REQUIREMENTS
Your task is to gather the lines below that hold the string "JSON".

LISTED ENTRIES
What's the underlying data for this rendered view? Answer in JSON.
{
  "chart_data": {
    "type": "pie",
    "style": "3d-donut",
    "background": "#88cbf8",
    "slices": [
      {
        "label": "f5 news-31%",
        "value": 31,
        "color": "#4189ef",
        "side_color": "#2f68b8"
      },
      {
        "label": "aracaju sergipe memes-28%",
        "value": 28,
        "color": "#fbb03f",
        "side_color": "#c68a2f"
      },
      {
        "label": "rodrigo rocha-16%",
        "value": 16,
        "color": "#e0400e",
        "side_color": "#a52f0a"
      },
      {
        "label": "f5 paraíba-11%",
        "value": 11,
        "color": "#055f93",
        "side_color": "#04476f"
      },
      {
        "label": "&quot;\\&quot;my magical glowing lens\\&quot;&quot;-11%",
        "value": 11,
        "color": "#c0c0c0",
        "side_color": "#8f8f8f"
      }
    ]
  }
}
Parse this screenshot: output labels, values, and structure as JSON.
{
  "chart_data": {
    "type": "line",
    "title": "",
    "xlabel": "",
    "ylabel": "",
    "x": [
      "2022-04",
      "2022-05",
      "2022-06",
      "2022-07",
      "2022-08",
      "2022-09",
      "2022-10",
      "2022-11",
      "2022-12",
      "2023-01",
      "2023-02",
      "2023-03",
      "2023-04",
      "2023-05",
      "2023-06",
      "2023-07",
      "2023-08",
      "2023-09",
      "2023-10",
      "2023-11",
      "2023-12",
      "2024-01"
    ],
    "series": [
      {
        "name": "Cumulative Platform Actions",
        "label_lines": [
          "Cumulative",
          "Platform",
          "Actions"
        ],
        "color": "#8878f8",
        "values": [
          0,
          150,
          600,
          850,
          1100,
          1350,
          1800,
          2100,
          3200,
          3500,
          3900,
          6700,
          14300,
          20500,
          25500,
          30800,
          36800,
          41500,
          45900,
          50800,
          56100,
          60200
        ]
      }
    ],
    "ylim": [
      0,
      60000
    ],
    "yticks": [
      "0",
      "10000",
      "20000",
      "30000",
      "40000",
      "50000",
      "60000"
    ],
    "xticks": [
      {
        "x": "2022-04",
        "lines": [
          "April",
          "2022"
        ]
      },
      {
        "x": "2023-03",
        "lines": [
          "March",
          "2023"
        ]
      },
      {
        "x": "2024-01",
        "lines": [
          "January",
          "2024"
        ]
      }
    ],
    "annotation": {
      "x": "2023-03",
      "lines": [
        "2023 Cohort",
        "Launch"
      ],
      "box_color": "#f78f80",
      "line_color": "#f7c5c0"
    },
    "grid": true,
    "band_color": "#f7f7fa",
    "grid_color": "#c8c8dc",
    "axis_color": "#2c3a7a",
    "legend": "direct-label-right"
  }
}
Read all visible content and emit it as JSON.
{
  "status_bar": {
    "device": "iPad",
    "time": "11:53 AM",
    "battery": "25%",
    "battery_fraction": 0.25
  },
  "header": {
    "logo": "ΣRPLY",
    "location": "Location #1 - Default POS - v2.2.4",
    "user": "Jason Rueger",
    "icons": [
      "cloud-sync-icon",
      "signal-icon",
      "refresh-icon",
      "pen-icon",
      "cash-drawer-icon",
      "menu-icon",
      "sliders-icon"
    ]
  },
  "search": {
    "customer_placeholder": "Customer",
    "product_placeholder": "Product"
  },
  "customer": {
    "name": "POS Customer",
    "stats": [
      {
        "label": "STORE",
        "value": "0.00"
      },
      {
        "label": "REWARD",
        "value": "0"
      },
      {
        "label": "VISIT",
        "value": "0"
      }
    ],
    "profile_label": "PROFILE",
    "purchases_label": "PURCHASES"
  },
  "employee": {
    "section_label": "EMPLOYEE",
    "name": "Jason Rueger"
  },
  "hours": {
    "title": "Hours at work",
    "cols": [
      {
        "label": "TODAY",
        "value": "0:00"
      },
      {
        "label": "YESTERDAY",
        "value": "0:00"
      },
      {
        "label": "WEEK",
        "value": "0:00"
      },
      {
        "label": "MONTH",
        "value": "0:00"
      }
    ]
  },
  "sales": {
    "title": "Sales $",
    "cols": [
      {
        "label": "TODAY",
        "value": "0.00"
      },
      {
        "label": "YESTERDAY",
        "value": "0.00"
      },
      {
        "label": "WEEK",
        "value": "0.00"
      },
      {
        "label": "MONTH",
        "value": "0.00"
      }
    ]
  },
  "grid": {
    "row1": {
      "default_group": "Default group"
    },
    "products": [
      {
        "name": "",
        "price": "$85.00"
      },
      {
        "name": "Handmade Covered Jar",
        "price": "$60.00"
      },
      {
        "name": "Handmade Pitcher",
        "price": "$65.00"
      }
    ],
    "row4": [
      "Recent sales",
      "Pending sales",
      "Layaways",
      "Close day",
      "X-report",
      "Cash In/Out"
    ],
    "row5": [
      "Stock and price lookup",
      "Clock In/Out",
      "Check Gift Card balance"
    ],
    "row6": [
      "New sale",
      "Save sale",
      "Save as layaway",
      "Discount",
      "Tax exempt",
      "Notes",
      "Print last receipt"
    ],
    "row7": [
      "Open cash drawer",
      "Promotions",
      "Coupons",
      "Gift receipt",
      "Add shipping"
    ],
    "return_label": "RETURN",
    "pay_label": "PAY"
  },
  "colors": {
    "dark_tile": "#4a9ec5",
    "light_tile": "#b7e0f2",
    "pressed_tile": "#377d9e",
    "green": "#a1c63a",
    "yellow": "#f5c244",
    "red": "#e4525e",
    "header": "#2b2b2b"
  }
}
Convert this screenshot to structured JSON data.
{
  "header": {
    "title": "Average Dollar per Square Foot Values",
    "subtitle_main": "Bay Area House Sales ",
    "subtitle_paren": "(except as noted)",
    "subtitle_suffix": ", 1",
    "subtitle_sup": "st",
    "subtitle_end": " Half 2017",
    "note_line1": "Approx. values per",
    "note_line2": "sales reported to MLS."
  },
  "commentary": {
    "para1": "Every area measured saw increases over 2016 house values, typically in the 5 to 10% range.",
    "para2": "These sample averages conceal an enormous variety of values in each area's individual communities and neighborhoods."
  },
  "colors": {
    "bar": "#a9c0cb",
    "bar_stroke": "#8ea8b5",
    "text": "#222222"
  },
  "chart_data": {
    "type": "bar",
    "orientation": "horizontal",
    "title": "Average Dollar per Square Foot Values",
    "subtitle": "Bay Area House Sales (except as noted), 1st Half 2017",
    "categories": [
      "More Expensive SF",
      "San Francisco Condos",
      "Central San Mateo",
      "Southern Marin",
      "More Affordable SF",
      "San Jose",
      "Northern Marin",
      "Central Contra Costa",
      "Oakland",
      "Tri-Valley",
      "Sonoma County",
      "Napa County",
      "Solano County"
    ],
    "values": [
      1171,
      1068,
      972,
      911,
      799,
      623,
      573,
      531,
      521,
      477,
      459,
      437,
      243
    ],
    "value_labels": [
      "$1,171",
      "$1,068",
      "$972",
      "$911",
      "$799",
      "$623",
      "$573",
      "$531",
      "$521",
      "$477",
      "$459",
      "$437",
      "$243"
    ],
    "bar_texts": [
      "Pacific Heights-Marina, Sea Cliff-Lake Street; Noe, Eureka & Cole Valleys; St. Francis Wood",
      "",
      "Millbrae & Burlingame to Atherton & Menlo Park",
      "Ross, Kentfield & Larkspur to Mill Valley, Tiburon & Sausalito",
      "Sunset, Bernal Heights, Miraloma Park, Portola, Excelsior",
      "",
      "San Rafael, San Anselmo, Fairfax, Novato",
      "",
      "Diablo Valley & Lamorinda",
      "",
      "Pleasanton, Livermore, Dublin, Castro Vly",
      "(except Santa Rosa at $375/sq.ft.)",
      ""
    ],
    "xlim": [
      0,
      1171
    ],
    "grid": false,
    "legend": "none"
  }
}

FINAL ANSWER
What's the underlying data for this rendered view? Answer in JSON.
Parse this screenshot: output labels, values, and structure as JSON.
Read all visible content and emit it as JSON.
Convert this screenshot to structured JSON data.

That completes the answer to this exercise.